■ **THE PROBLEM**: Strip the pictures and reproduce the rest of the listing exactly.

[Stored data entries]
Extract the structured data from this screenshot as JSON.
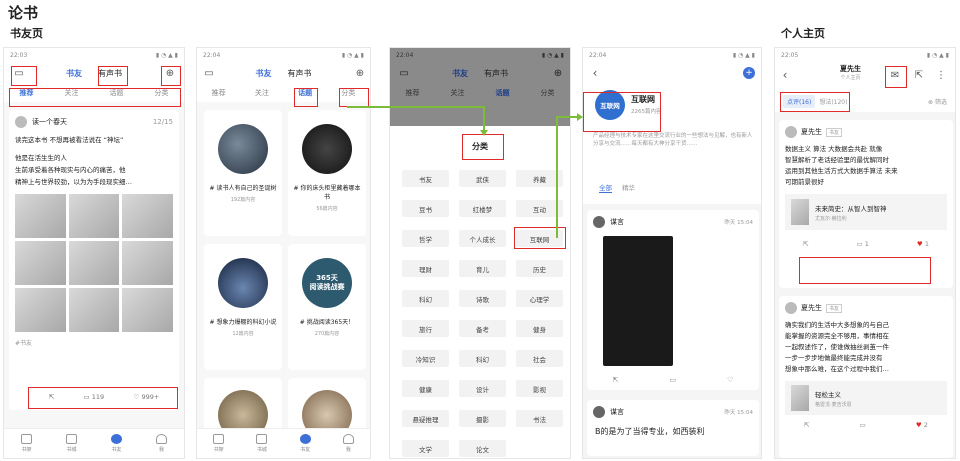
{
  "page": {
    "title": "论书",
    "section1": "书友页",
    "section2": "个人主页"
  },
  "status": {
    "time1": "22:03",
    "time2": "22:04",
    "time3": "22:04",
    "time4": "22:04",
    "time5": "22:05"
  },
  "header": {
    "tab_book_friend": "书友",
    "tab_audio_book": "有声书"
  },
  "tabs": {
    "recommend": "推荐",
    "follow": "关注",
    "topic": "话题",
    "category": "分类"
  },
  "screen1": {
    "post_user": "读一个春天",
    "post_time": "12/15",
    "post_text": [
      "读完这本书 不想再被看法说在 “神坛”",
      "他是在活生生的人",
      "生前承受着各种现实与内心的痛苦，他",
      "精神上与世界较劲，以为为手段现实细…"
    ],
    "tag": "#书友",
    "share_count": "",
    "comment_count": "119",
    "like_count": "999+"
  },
  "screen2": {
    "topics": [
      {
        "title": "# 读书人有自己的圣诞树",
        "meta": "192篇内容"
      },
      {
        "title": "# 你的床头柜里藏着哪本书",
        "meta": "56篇内容"
      },
      {
        "title": "# 想象力爆棚的科幻小说",
        "meta": "12篇内容"
      },
      {
        "title": "# 挑战阅读365天！",
        "meta": "270篇内容"
      }
    ],
    "badge": "365天\n阅读挑战赛"
  },
  "screen3": {
    "panel_title": "分类",
    "categories": [
      "书友",
      "武侠",
      "养藏",
      "豆书",
      "红楼梦",
      "互动",
      "哲学",
      "个人成长",
      "互联网",
      "理财",
      "育儿",
      "历史",
      "科幻",
      "诗歌",
      "心理学",
      "旅行",
      "备考",
      "健身",
      "冷知识",
      "科幻",
      "社会",
      "健康",
      "设计",
      "影视",
      "悬疑推理",
      "摄影",
      "书法",
      "文学",
      "论文",
      ""
    ]
  },
  "screen4": {
    "group_name": "互联网",
    "group_logo": "互联网",
    "group_meta": "2265篇内容",
    "group_desc": "产品经理与技术专家在这里交流行业的一些想法与见解，也有新人分享与交流……每天都有大神分享干货……",
    "tab_all": "全部",
    "tab_essence": "精华",
    "user1": "谋言",
    "user1_time": "昨天 15:04",
    "user2": "谋言",
    "user2_time": "昨天 15:04",
    "post2_text": "B的是为了当得专业，如西装利"
  },
  "screen5": {
    "user_name": "夏先生",
    "user_sub": "个人主页",
    "tab_reviews": "点评(16)",
    "tab_notes": "想法(120)",
    "filter": "筛选",
    "post1_user": "夏先生",
    "post1_tag": "书友",
    "post1_text": [
      "数据主义 算法 大数据会共赴 就像",
      "智慧解析了老话经验里的最优解同时",
      "运用到其他生活方式大数据手算法 未来",
      "可期前景很好"
    ],
    "book_title": "未来简史：从智人到智神",
    "book_author": "尤瓦尔·赫拉利",
    "comment_count": "1",
    "like_count": "1",
    "post2_user": "夏先生",
    "post2_tag": "书友",
    "post2_text": [
      "确实我们的生活中大多想象的与自己",
      "能掌握的资源完全不够用，事情相在",
      "一起叙述作了，使谁做抽丝剥茧一件",
      "一步一步步地做最终能完成并没有",
      "想象中那么难，在这个过程中我们…"
    ],
    "book2_title": "轻松主义",
    "book2_author": "格雷戈·麦吉沃恩",
    "like2_count": "2"
  },
  "nav": {
    "item1": "书架",
    "item2": "书城",
    "item3": "书友",
    "item4": "我"
  },
  "colors": {
    "accent": "#3d6fd8",
    "highlight": "#e02b2b",
    "arrow": "#7dbb3a"
  }
}
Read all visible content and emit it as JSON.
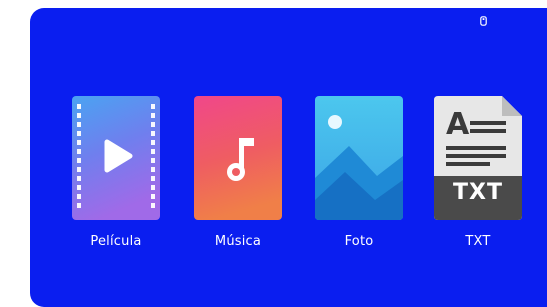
{
  "colors": {
    "background": "#0a1ef0",
    "label": "#ffffff"
  },
  "status": {
    "icon": "usb-drive-icon"
  },
  "media_apps": [
    {
      "label": "Película",
      "icon": "film-play-icon"
    },
    {
      "label": "Música",
      "icon": "music-note-icon"
    },
    {
      "label": "Foto",
      "icon": "photo-mountains-icon"
    },
    {
      "label": "TXT",
      "icon": "txt-document-icon"
    }
  ]
}
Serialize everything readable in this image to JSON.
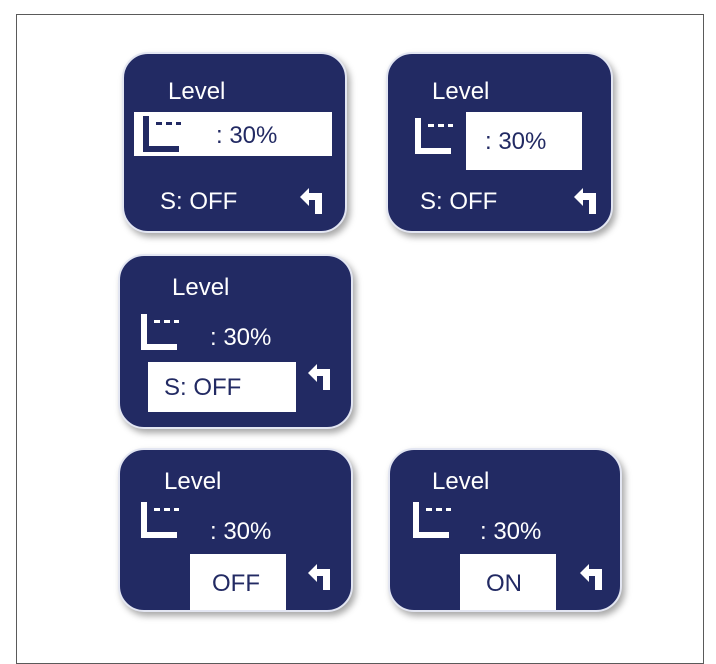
{
  "panels": [
    {
      "title": "Level",
      "level_value": ": 30%",
      "status_value": "S:  OFF",
      "selected": "level_value_wide"
    },
    {
      "title": "Level",
      "level_value": ": 30%",
      "status_value": "S:  OFF",
      "selected": "level_value"
    },
    {
      "title": "Level",
      "level_value": ": 30%",
      "status_value": "S:  OFF",
      "selected": "status"
    },
    {
      "title": "Level",
      "level_value": ": 30%",
      "status_value": "OFF",
      "selected": "status_edit"
    },
    {
      "title": "Level",
      "level_value": ": 30%",
      "status_value": "ON",
      "selected": "status_edit"
    }
  ],
  "icons": {
    "level": "level-icon",
    "back": "return-arrow-icon"
  },
  "colors": {
    "panel_background": "#222a63",
    "panel_border": "#e3e6f2",
    "highlight": "#ffffff"
  }
}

■ **EXERCISE OUTPUT**:
Extract the structured data from this screenshot as JSON.
{
  "page": {
    "title": "论书",
    "section1": "书友页",
    "section2": "个人主页"
  },
  "status": {
    "time1": "22:03",
    "time2": "22:04",
    "time3": "22:04",
    "time4": "22:04",
    "time5": "22:05"
  },
  "header": {
    "tab_book_friend": "书友",
    "tab_audio_book": "有声书"
  },
  "tabs": {
    "recommend": "推荐",
    "follow": "关注",
    "topic": "话题",
    "category": "分类"
  },
  "screen1": {
    "post_user": "读一个春天",
    "post_time": "12/15",
    "post_text": [
      "读完这本书 不想再被看法说在 “神坛”",
      "他是在活生生的人",
      "生前承受着各种现实与内心的痛苦，他",
      "精神上与世界较劲，以为为手段现实细…"
    ],
    "tag": "#书友",
    "share_count": "",
    "comment_count": "119",
    "like_count": "999+"
  },
  "screen2": {
    "topics": [
      {
        "title": "# 读书人有自己的圣诞树",
        "meta": "192篇内容"
      },
      {
        "title": "# 你的床头柜里藏着哪本书",
        "meta": "56篇内容"
      },
      {
        "title": "# 想象力爆棚的科幻小说",
        "meta": "12篇内容"
      },
      {
        "title": "# 挑战阅读365天！",
        "meta": "270篇内容"
      }
    ],
    "badge": "365天\n阅读挑战赛"
  },
  "screen3": {
    "panel_title": "分类",
    "categories": [
      "书友",
      "武侠",
      "养藏",
      "豆书",
      "红楼梦",
      "互动",
      "哲学",
      "个人成长",
      "互联网",
      "理财",
      "育儿",
      "历史",
      "科幻",
      "诗歌",
      "心理学",
      "旅行",
      "备考",
      "健身",
      "冷知识",
      "科幻",
      "社会",
      "健康",
      "设计",
      "影视",
      "悬疑推理",
      "摄影",
      "书法",
      "文学",
      "论文",
      ""
    ]
  },
  "screen4": {
    "group_name": "互联网",
    "group_logo": "互联网",
    "group_meta": "2265篇内容",
    "group_desc": "产品经理与技术专家在这里交流行业的一些想法与见解，也有新人分享与交流……每天都有大神分享干货……",
    "tab_all": "全部",
    "tab_essence": "精华",
    "user1": "谋言",
    "user1_time": "昨天 15:04",
    "user2": "谋言",
    "user2_time": "昨天 15:04",
    "post2_text": "B的是为了当得专业，如西装利"
  },
  "screen5": {
    "user_name": "夏先生",
    "user_sub": "个人主页",
    "tab_reviews": "点评(16)",
    "tab_notes": "想法(120)",
    "filter": "筛选",
    "post1_user": "夏先生",
    "post1_tag": "书友",
    "post1_text": [
      "数据主义 算法 大数据会共赴 就像",
      "智慧解析了老话经验里的最优解同时",
      "运用到其他生活方式大数据手算法 未来",
      "可期前景很好"
    ],
    "book_title": "未来简史：从智人到智神",
    "book_author": "尤瓦尔·赫拉利",
    "comment_count": "1",
    "like_count": "1",
    "post2_user": "夏先生",
    "post2_tag": "书友",
    "post2_text": [
      "确实我们的生活中大多想象的与自己",
      "能掌握的资源完全不够用，事情相在",
      "一起叙述作了，使谁做抽丝剥茧一件",
      "一步一步步地做最终能完成并没有",
      "想象中那么难，在这个过程中我们…"
    ],
    "book2_title": "轻松主义",
    "book2_author": "格雷戈·麦吉沃恩",
    "like2_count": "2"
  },
  "nav": {
    "item1": "书架",
    "item2": "书城",
    "item3": "书友",
    "item4": "我"
  },
  "colors": {
    "accent": "#3d6fd8",
    "highlight": "#e02b2b",
    "arrow": "#7dbb3a"
  }
}
Read all visible content and emit it as JSON.
{
  "colors": {
    "background": "#0a1ef0",
    "label": "#ffffff"
  },
  "status": {
    "icon": "usb-drive-icon"
  },
  "media_apps": [
    {
      "label": "Película",
      "icon": "film-play-icon"
    },
    {
      "label": "Música",
      "icon": "music-note-icon"
    },
    {
      "label": "Foto",
      "icon": "photo-mountains-icon"
    },
    {
      "label": "TXT",
      "icon": "txt-document-icon"
    }
  ]
}
Serialize everything readable in this image to JSON.
{
  "panels": [
    {
      "title": "Level",
      "level_value": ": 30%",
      "status_value": "S:  OFF",
      "selected": "level_value_wide"
    },
    {
      "title": "Level",
      "level_value": ": 30%",
      "status_value": "S:  OFF",
      "selected": "level_value"
    },
    {
      "title": "Level",
      "level_value": ": 30%",
      "status_value": "S:  OFF",
      "selected": "status"
    },
    {
      "title": "Level",
      "level_value": ": 30%",
      "status_value": "OFF",
      "selected": "status_edit"
    },
    {
      "title": "Level",
      "level_value": ": 30%",
      "status_value": "ON",
      "selected": "status_edit"
    }
  ],
  "icons": {
    "level": "level-icon",
    "back": "return-arrow-icon"
  },
  "colors": {
    "panel_background": "#222a63",
    "panel_border": "#e3e6f2",
    "highlight": "#ffffff"
  }
}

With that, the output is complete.